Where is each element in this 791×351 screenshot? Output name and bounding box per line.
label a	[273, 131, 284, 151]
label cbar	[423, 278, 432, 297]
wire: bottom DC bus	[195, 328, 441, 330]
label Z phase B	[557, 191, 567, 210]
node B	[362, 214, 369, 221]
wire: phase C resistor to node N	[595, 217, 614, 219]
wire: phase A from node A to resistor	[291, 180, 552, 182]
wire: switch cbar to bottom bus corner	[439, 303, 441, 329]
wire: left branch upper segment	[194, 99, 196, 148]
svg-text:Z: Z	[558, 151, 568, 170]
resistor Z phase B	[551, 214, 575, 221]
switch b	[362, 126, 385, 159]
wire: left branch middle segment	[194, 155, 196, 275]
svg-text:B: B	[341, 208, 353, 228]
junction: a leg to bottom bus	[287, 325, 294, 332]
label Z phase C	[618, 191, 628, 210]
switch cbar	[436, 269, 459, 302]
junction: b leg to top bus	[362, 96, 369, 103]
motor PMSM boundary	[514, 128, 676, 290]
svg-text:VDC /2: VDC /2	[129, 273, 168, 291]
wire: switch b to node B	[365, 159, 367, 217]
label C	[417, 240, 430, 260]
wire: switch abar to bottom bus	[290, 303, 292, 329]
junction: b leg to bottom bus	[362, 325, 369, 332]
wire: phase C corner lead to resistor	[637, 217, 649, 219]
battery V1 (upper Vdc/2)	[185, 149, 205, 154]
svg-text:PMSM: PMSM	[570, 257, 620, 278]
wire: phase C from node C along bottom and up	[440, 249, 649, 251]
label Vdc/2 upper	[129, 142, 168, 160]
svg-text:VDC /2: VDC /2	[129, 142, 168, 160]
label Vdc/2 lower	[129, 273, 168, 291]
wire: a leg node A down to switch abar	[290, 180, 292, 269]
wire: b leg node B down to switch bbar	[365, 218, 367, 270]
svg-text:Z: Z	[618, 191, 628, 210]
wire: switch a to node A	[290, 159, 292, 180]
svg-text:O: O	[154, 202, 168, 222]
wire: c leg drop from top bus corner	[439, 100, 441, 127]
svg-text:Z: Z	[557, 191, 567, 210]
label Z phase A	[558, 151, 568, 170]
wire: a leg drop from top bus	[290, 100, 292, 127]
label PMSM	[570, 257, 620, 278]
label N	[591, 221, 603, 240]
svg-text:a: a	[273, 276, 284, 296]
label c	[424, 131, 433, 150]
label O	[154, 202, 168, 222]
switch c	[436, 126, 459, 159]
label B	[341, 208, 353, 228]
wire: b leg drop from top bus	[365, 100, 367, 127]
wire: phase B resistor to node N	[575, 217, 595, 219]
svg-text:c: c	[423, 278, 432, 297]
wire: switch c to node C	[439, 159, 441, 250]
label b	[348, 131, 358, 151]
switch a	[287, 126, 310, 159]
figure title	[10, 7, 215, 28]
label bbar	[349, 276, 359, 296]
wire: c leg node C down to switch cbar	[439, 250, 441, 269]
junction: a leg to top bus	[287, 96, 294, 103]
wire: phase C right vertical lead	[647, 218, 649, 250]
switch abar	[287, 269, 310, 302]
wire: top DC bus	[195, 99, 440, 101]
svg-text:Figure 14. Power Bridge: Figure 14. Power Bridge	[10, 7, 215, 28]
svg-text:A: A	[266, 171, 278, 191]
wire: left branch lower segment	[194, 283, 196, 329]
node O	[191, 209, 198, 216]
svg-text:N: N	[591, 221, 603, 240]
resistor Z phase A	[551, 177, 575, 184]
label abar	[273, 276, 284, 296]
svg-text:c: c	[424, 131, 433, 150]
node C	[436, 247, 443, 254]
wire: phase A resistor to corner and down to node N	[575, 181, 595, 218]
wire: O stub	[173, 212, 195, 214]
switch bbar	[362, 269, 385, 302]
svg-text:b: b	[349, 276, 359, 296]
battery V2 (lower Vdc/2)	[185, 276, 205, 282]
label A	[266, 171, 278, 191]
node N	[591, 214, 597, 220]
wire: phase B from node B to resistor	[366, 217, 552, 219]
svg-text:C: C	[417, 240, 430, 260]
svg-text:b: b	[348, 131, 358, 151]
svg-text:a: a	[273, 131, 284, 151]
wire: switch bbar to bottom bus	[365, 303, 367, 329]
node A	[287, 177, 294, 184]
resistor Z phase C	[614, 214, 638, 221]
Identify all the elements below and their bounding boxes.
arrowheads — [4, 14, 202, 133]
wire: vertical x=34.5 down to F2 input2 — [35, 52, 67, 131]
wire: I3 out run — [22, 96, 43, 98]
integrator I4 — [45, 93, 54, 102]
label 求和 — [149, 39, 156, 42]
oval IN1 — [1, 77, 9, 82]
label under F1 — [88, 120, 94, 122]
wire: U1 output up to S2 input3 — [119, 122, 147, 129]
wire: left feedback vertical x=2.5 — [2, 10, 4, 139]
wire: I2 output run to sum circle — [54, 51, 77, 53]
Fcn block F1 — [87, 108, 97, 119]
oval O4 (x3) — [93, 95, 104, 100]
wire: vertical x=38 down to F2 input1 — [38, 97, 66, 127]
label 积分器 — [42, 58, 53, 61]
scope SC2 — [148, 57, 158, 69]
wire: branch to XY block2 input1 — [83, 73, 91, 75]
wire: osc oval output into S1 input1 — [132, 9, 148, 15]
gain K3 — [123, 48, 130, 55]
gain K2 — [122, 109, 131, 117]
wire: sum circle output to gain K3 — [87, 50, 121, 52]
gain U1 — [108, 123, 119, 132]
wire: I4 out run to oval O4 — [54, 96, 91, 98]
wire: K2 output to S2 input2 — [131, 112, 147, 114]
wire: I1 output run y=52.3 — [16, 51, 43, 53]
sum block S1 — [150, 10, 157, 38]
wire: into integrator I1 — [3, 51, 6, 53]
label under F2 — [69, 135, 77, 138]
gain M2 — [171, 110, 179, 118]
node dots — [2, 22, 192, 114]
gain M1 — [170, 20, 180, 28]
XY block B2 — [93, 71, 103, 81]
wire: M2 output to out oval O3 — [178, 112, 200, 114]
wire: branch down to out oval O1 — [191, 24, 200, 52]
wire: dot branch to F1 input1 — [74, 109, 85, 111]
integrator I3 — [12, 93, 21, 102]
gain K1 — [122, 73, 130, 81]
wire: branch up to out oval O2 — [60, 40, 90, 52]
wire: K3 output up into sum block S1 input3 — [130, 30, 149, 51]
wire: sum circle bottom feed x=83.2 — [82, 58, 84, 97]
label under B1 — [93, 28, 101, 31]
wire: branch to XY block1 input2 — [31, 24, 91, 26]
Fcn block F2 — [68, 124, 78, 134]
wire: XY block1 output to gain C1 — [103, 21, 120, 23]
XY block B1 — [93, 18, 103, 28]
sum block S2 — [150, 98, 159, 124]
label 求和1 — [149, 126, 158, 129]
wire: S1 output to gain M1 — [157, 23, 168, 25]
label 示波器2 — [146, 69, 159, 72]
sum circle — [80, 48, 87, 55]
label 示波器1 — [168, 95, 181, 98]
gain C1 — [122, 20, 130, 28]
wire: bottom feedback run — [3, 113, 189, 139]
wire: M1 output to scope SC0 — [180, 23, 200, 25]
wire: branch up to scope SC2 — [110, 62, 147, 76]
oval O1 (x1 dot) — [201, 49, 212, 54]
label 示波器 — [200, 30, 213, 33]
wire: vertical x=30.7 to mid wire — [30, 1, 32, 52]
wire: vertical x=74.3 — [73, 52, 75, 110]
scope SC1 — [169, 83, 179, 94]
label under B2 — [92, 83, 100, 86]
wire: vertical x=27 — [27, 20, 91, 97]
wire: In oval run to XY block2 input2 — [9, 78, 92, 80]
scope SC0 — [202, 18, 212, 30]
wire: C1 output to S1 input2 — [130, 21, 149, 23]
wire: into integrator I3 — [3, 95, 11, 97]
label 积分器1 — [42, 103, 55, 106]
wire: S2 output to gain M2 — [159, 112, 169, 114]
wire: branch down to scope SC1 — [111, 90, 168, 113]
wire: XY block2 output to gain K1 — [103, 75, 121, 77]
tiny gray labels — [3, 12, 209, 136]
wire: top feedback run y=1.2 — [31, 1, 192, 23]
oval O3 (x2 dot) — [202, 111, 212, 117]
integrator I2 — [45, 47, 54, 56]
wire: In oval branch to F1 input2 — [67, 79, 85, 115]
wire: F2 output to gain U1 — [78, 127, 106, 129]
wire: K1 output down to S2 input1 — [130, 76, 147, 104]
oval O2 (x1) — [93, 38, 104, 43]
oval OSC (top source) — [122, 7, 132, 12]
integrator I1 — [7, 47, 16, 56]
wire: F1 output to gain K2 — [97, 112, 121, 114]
··········
* [REQUIREMENT]
Repeat the rows from the first one through the row containing "wire: phase A from", changing "wire" to "conductor" and leaving everything else the same.

* [FINISHED TASK]
Where is each element in this 791×351 screenshot? Output name and bounding box per line.
label a	[273, 131, 284, 151]
label cbar	[423, 278, 432, 297]
conductor: bottom DC bus	[195, 328, 441, 330]
label Z phase B	[557, 191, 567, 210]
node B	[362, 214, 369, 221]
conductor: phase C resistor to node N	[595, 217, 614, 219]
conductor: phase A from node A to resistor	[291, 180, 552, 182]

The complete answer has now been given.